▶ [Problem to work on]
Examine the entries and show every line in which the word "Eggs" is found.

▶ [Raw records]
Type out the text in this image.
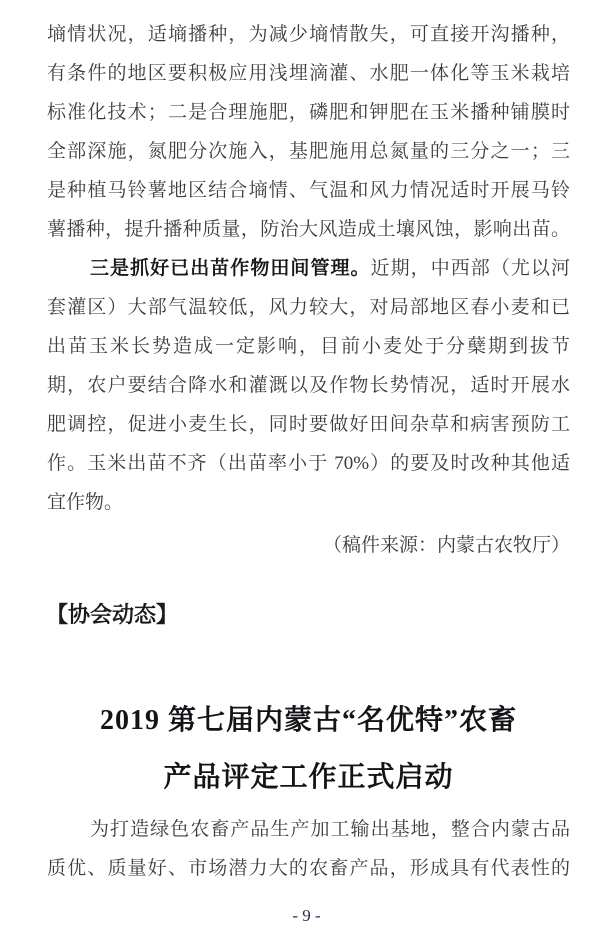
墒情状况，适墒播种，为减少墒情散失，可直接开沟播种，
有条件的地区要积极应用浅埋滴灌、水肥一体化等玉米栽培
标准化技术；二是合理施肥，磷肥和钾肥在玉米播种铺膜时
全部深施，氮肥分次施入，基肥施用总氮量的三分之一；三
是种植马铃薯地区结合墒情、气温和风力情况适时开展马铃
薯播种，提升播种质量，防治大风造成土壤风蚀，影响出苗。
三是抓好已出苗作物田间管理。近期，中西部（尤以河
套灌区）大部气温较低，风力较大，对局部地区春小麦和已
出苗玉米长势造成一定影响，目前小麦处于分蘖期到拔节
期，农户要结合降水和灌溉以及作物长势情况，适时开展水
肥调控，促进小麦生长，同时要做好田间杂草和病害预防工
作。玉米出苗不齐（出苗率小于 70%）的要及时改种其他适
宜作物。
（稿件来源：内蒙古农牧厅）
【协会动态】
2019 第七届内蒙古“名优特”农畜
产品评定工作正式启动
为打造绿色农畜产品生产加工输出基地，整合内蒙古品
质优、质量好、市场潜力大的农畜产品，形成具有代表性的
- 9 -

...

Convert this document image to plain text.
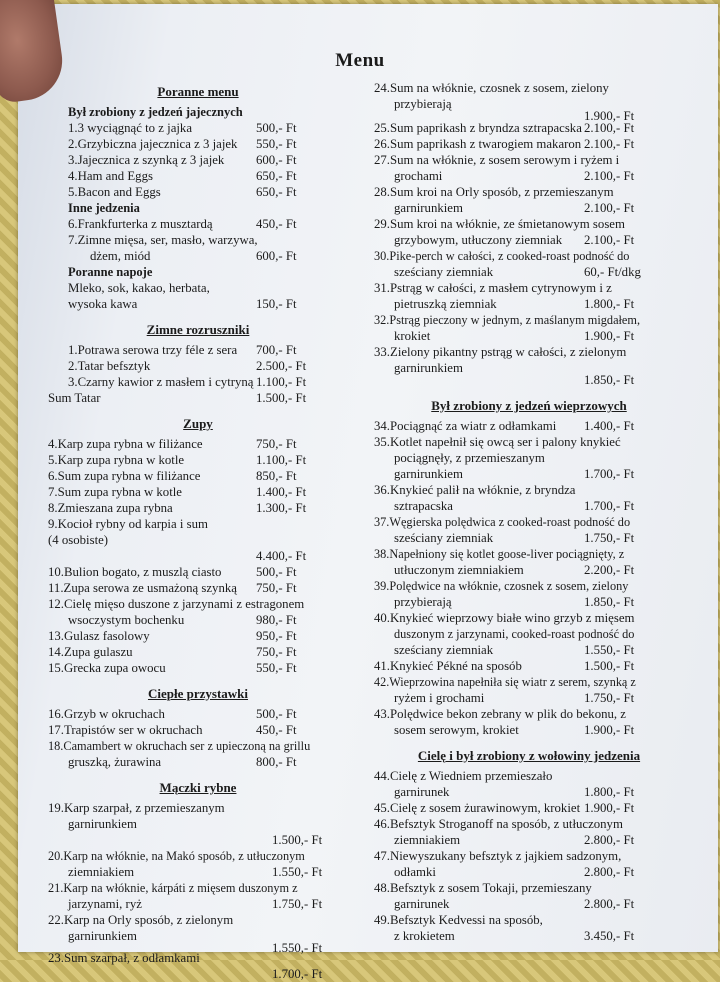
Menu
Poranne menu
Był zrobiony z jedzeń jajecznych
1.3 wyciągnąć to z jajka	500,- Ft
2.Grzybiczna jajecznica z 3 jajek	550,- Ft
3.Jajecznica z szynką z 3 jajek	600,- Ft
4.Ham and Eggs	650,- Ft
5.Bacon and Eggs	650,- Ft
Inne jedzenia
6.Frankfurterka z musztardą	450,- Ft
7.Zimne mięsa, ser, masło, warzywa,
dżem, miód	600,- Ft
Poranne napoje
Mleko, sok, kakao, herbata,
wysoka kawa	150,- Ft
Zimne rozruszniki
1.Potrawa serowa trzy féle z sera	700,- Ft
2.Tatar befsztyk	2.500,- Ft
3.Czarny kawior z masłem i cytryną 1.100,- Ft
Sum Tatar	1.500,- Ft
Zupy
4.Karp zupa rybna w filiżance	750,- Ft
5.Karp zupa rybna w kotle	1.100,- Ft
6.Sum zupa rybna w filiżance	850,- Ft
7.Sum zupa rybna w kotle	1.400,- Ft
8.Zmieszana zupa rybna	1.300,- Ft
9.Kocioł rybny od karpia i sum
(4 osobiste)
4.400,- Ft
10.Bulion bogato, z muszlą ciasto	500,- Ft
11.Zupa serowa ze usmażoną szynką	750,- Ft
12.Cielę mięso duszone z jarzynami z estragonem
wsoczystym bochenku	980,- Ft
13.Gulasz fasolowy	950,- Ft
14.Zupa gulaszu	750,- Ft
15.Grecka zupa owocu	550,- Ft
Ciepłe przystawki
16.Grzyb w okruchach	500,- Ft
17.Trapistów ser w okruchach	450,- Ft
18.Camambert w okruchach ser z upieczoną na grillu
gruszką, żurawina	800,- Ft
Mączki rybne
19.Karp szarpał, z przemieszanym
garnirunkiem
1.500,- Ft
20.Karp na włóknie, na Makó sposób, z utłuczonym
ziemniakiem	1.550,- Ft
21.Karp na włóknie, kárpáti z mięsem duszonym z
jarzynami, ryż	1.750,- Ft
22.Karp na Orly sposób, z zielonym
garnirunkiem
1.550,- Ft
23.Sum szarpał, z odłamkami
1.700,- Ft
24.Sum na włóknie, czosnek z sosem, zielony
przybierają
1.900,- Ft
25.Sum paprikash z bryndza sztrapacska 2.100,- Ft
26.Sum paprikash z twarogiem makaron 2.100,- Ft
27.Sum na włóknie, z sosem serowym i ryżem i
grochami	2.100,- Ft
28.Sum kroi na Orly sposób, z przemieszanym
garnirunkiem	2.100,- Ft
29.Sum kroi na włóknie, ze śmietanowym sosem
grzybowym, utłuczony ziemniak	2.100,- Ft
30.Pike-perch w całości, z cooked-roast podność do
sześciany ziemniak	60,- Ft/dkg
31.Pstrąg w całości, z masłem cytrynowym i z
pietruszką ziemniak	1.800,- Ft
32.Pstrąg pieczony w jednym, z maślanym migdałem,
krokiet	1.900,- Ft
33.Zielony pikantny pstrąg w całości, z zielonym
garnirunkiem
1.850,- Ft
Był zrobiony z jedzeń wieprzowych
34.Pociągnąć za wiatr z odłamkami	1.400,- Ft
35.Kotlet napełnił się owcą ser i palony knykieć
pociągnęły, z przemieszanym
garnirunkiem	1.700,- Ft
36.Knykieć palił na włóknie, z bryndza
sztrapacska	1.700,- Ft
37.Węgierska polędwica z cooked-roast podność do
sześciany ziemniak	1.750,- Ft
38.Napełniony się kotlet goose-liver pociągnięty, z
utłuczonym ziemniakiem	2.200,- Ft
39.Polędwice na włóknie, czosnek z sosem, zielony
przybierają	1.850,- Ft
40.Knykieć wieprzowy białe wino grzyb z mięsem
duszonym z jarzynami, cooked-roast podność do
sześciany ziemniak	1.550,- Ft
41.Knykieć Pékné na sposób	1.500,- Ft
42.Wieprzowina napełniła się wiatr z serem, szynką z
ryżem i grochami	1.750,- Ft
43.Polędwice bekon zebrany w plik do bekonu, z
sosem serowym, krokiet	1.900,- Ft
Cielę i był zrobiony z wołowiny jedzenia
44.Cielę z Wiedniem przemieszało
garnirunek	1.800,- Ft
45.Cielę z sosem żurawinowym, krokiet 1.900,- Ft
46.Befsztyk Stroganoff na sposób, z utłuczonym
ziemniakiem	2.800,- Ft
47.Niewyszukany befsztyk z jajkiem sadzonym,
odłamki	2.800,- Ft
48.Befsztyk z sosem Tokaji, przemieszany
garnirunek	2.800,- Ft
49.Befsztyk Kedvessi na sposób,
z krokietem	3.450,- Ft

▶ [The answer]
4.Ham and Eggs	650,- Ft
5.Bacon and Eggs	650,- Ft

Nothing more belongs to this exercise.